>> begin DATASET
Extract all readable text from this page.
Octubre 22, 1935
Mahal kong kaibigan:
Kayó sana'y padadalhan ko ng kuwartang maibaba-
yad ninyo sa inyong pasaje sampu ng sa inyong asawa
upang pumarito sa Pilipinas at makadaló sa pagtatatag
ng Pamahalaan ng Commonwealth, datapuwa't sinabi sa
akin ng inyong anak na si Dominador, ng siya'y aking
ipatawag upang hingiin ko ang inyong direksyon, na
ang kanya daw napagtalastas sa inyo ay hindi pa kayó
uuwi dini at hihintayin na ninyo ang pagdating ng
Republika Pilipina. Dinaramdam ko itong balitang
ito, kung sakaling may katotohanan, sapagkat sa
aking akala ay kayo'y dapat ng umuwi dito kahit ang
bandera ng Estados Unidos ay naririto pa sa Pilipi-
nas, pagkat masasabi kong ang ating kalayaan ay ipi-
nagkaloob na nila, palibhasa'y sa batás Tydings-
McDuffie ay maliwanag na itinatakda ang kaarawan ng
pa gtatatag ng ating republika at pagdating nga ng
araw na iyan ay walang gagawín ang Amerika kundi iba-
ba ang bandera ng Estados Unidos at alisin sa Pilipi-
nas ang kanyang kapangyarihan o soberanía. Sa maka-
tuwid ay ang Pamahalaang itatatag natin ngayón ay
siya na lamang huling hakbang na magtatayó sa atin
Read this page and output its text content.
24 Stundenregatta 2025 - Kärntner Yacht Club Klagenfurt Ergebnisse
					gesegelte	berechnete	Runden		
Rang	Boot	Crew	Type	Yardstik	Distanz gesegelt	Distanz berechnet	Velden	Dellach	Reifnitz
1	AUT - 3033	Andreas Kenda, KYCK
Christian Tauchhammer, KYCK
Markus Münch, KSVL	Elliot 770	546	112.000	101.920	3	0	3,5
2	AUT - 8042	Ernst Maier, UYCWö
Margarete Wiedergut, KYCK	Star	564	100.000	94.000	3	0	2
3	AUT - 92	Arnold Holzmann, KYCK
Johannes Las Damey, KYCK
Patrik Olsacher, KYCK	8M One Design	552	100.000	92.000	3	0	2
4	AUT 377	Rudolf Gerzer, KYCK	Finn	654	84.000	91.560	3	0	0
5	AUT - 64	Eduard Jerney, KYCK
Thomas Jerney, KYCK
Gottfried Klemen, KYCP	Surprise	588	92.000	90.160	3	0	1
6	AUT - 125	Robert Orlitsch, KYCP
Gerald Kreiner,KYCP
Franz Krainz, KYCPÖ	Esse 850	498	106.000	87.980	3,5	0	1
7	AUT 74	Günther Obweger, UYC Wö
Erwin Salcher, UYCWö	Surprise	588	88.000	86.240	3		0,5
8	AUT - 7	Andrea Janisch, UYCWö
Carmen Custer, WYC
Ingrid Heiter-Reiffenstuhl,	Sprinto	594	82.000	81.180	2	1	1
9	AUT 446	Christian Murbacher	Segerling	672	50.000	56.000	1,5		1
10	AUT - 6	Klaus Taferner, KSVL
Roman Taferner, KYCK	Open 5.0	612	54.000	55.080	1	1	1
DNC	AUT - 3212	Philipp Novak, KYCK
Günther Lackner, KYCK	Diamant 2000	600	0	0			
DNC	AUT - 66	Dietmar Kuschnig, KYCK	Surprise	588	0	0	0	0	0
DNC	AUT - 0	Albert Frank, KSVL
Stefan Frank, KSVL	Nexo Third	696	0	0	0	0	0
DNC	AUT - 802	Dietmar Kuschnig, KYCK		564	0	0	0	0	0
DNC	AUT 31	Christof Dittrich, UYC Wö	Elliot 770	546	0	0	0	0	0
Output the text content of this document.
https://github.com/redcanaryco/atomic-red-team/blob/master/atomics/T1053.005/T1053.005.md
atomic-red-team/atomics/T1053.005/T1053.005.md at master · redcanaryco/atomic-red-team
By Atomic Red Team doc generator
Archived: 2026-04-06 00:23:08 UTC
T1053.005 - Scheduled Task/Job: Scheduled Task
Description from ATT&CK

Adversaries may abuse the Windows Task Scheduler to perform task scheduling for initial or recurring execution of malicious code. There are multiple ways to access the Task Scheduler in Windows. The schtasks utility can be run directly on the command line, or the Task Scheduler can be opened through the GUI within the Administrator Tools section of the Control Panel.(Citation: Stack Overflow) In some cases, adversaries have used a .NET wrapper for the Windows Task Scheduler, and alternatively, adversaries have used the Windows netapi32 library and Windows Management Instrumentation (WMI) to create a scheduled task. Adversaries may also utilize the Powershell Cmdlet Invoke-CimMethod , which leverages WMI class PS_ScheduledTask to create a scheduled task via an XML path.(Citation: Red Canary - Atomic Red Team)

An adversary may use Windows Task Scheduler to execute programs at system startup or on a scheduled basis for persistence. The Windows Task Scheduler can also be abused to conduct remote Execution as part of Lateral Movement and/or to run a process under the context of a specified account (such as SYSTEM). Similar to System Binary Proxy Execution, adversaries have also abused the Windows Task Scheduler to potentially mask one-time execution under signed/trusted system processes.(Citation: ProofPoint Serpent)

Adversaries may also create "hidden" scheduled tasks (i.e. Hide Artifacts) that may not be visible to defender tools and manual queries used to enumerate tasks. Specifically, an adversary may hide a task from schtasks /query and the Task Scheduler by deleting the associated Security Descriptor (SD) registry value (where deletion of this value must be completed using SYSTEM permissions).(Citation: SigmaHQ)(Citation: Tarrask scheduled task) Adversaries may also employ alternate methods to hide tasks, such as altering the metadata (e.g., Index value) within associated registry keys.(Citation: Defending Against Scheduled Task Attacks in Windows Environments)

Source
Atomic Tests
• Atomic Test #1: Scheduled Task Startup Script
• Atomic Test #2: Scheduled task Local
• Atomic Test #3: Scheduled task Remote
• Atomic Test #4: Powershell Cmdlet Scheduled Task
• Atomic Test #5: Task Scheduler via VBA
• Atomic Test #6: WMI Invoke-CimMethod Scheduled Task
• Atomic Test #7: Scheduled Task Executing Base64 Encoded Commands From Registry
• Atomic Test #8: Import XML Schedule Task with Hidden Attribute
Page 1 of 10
>> end DATASET
> OBJECTIVE:
Print all of the entries again, exactly as written.

> SOLUTION TO THE EXERCISE:
Extract all readable text from this page.
Octubre 22, 1935
Mahal kong kaibigan:
Kayó sana'y padadalhan ko ng kuwartang maibaba-
yad ninyo sa inyong pasaje sampu ng sa inyong asawa
upang pumarito sa Pilipinas at makadaló sa pagtatatag
ng Pamahalaan ng Commonwealth, datapuwa't sinabi sa
akin ng inyong anak na si Dominador, ng siya'y aking
ipatawag upang hingiin ko ang inyong direksyon, na
ang kanya daw napagtalastas sa inyo ay hindi pa kayó
uuwi dini at hihintayin na ninyo ang pagdating ng
Republika Pilipina. Dinaramdam ko itong balitang
ito, kung sakaling may katotohanan, sapagkat sa
aking akala ay kayo'y dapat ng umuwi dito kahit ang
bandera ng Estados Unidos ay naririto pa sa Pilipi-
nas, pagkat masasabi kong ang ating kalayaan ay ipi-
nagkaloob na nila, palibhasa'y sa batás Tydings-
McDuffie ay maliwanag na itinatakda ang kaarawan ng
pa gtatatag ng ating republika at pagdating nga ng
araw na iyan ay walang gagawín ang Amerika kundi iba-
ba ang bandera ng Estados Unidos at alisin sa Pilipi-
nas ang kanyang kapangyarihan o soberanía. Sa maka-
tuwid ay ang Pamahalaang itatatag natin ngayón ay
siya na lamang huling hakbang na magtatayó sa atin
Read this page and output its text content.
24 Stundenregatta 2025 - Kärntner Yacht Club Klagenfurt Ergebnisse
					gesegelte	berechnete	Runden		
Rang	Boot	Crew	Type	Yardstik	Distanz gesegelt	Distanz berechnet	Velden	Dellach	Reifnitz
1	AUT - 3033	Andreas Kenda, KYCK
Christian Tauchhammer, KYCK
Markus Münch, KSVL	Elliot 770	546	112.000	101.920	3	0	3,5
2	AUT - 8042	Ernst Maier, UYCWö
Margarete Wiedergut, KYCK	Star	564	100.000	94.000	3	0	2
3	AUT - 92	Arnold Holzmann, KYCK
Johannes Las Damey, KYCK
Patrik Olsacher, KYCK	8M One Design	552	100.000	92.000	3	0	2
4	AUT 377	Rudolf Gerzer, KYCK	Finn	654	84.000	91.560	3	0	0
5	AUT - 64	Eduard Jerney, KYCK
Thomas Jerney, KYCK
Gottfried Klemen, KYCP	Surprise	588	92.000	90.160	3	0	1
6	AUT - 125	Robert Orlitsch, KYCP
Gerald Kreiner,KYCP
Franz Krainz, KYCPÖ	Esse 850	498	106.000	87.980	3,5	0	1
7	AUT 74	Günther Obweger, UYC Wö
Erwin Salcher, UYCWö	Surprise	588	88.000	86.240	3		0,5
8	AUT - 7	Andrea Janisch, UYCWö
Carmen Custer, WYC
Ingrid Heiter-Reiffenstuhl,	Sprinto	594	82.000	81.180	2	1	1
9	AUT 446	Christian Murbacher	Segerling	672	50.000	56.000	1,5		1
10	AUT - 6	Klaus Taferner, KSVL
Roman Taferner, KYCK	Open 5.0	612	54.000	55.080	1	1	1
DNC	AUT - 3212	Philipp Novak, KYCK
Günther Lackner, KYCK	Diamant 2000	600	0	0			
DNC	AUT - 66	Dietmar Kuschnig, KYCK	Surprise	588	0	0	0	0	0
DNC	AUT - 0	Albert Frank, KSVL
Stefan Frank, KSVL	Nexo Third	696	0	0	0	0	0
DNC	AUT - 802	Dietmar Kuschnig, KYCK		564	0	0	0	0	0
DNC	AUT 31	Christof Dittrich, UYC Wö	Elliot 770	546	0	0	0	0	0
Output the text content of this document.
https://github.com/redcanaryco/atomic-red-team/blob/master/atomics/T1053.005/T1053.005.md
atomic-red-team/atomics/T1053.005/T1053.005.md at master · redcanaryco/atomic-red-team
By Atomic Red Team doc generator
Archived: 2026-04-06 00:23:08 UTC
T1053.005 - Scheduled Task/Job: Scheduled Task
Description from ATT&CK

Adversaries may abuse the Windows Task Scheduler to perform task scheduling for initial or recurring execution of malicious code. There are multiple ways to access the Task Scheduler in Windows. The schtasks utility can be run directly on the command line, or the Task Scheduler can be opened through the GUI within the Administrator Tools section of the Control Panel.(Citation: Stack Overflow) In some cases, adversaries have used a .NET wrapper for the Windows Task Scheduler, and alternatively, adversaries have used the Windows netapi32 library and Windows Management Instrumentation (WMI) to create a scheduled task. Adversaries may also utilize the Powershell Cmdlet Invoke-CimMethod , which leverages WMI class PS_ScheduledTask to create a scheduled task via an XML path.(Citation: Red Canary - Atomic Red Team)

An adversary may use Windows Task Scheduler to execute programs at system startup or on a scheduled basis for persistence. The Windows Task Scheduler can also be abused to conduct remote Execution as part of Lateral Movement and/or to run a process under the context of a specified account (such as SYSTEM). Similar to System Binary Proxy Execution, adversaries have also abused the Windows Task Scheduler to potentially mask one-time execution under signed/trusted system processes.(Citation: ProofPoint Serpent)

Adversaries may also create "hidden" scheduled tasks (i.e. Hide Artifacts) that may not be visible to defender tools and manual queries used to enumerate tasks. Specifically, an adversary may hide a task from schtasks /query and the Task Scheduler by deleting the associated Security Descriptor (SD) registry value (where deletion of this value must be completed using SYSTEM permissions).(Citation: SigmaHQ)(Citation: Tarrask scheduled task) Adversaries may also employ alternate methods to hide tasks, such as altering the metadata (e.g., Index value) within associated registry keys.(Citation: Defending Against Scheduled Task Attacks in Windows Environments)

Source
Atomic Tests
• Atomic Test #1: Scheduled Task Startup Script
• Atomic Test #2: Scheduled task Local
• Atomic Test #3: Scheduled task Remote
• Atomic Test #4: Powershell Cmdlet Scheduled Task
• Atomic Test #5: Task Scheduler via VBA
• Atomic Test #6: WMI Invoke-CimMethod Scheduled Task
• Atomic Test #7: Scheduled Task Executing Base64 Encoded Commands From Registry
• Atomic Test #8: Import XML Schedule Task with Hidden Attribute
Page 1 of 10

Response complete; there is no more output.